▶ [What you have to do]:
In the data that follows, count the lines in which the word "post" occurs, and report that figure alone.

-- start Provided material --

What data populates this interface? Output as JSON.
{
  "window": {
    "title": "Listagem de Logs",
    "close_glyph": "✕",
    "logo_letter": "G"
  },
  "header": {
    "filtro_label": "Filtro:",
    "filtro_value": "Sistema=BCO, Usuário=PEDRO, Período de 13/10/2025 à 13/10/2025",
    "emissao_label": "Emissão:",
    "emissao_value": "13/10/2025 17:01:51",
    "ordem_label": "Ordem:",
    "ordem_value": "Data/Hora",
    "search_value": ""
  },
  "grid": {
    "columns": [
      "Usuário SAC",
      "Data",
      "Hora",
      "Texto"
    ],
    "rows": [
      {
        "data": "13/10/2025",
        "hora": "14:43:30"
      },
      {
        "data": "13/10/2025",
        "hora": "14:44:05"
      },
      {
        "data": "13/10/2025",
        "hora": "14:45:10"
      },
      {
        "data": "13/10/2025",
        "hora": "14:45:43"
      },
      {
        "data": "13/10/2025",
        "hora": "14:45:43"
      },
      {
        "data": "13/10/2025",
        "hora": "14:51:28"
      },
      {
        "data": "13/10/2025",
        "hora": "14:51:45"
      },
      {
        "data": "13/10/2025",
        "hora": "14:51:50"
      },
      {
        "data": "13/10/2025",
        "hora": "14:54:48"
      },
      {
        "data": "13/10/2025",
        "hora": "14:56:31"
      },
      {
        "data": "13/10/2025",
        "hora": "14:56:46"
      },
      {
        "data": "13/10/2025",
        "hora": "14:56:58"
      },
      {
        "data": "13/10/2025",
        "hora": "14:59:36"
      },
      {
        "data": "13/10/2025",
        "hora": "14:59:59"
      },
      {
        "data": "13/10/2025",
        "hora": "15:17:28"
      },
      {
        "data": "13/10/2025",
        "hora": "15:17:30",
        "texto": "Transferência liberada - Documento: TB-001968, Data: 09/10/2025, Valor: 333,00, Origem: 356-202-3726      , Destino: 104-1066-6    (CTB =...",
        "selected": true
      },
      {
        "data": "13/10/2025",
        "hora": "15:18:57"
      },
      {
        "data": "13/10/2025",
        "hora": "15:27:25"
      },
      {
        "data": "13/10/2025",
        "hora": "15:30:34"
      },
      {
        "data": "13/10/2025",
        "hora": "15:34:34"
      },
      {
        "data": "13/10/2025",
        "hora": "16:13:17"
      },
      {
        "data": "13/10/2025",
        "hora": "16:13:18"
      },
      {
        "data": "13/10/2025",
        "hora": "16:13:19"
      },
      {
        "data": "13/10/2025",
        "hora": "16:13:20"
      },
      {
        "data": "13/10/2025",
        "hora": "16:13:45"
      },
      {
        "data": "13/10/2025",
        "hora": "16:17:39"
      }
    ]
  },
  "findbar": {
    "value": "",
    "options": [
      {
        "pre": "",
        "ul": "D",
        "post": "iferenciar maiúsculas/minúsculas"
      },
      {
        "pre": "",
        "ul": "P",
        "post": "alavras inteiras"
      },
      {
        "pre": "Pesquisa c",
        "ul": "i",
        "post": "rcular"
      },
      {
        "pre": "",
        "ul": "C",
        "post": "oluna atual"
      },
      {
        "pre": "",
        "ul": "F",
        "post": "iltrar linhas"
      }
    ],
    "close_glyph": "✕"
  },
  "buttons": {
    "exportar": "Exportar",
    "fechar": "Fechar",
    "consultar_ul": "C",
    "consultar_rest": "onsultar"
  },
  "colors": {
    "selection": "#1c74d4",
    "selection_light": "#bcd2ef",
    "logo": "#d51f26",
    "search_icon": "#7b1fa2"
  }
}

-- end Provided material --

▶ [Response]:
5